◆ EXTRACT:
═══
In view of this, the Allies mitigated their terms
concerning the blockade, a reduction in the quantity of arms to be handed over
and a permission for the German forces in Eastern Europe to remain for the time
being. While the negotiations were going on, the Allied advances continued
albeit slowly because of the German destruction of the railways and supply
routes.
By November 11 the
Allied lines actually ran through Sedan, Mezieres and Mons to Ghent. Foch’s forces this
time numbered a Franco – US force of 28 divisions and 60 French in the south
ready to strike through Metz into northeastern Lorraine. By this time also US
forces in France had risen to over 42 divisions. The Allies were actually on the verge of commencing a fresh offensive when the German delegation capitulated and yielded to the Allied peace terms.
By 5:00 am on November 11, the German delegation
signed the Allied peace terms in Foch’s railway carriage at Rethondes. At 11:00
am the same day the war came to an end. In the dying days of World War 1,
Mathias Erzberger a civilian led the German delegation that signed the
armistice.
═══
◆ DATASET CONTENT:
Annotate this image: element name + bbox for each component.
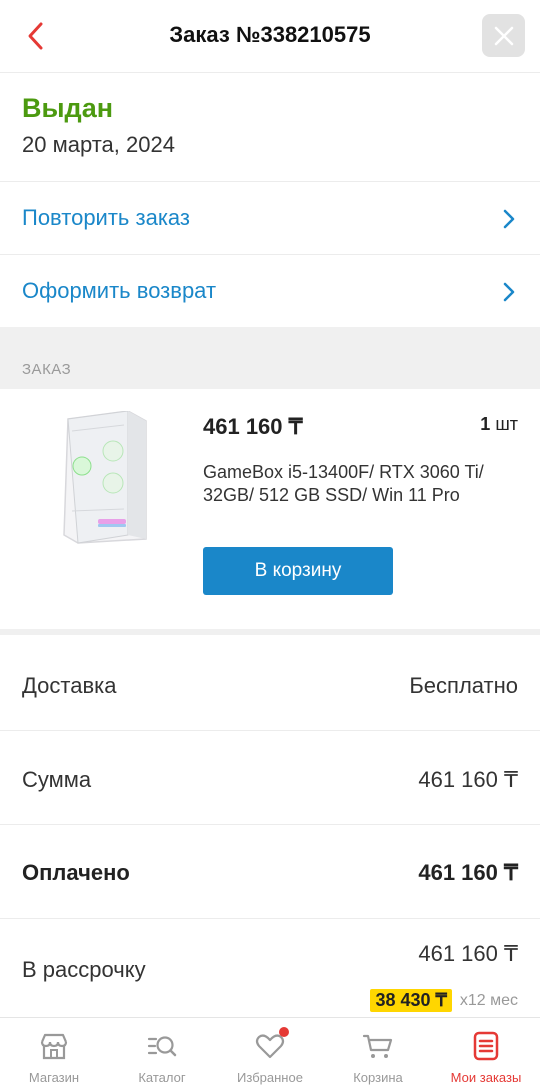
═══
◆ TO-DO LIST:
- 1) List the places that, according to the armistice passage, the Allied lines ran through by November 11.
- 2) In the armistice passage, where did the German delegation sign the Allied peace terms?
- 3) Reproduce the armistice passage starting at "By November 11" and ending at "Allied peace terms.".

◆ SOLUTIONS TO THE EXERCISE:
- 1) Sedan, Mezieres, Mons, Ghent

- 2) In Foch's railway carriage at Rethondes.

- 3)
By November 11 the
Allied lines actually ran through Sedan, Mezieres and Mons to Ghent. Foch’s forces this
time numbered a Franco – US force of 28 divisions and 60 French in the south
ready to strike through Metz into northeastern Lorraine. By this time also US
forces in France had risen to over 42 divisions. The Allies were actually on the verge of commencing a fresh offensive when the German delegation capitulated and yielded to the Allied peace terms.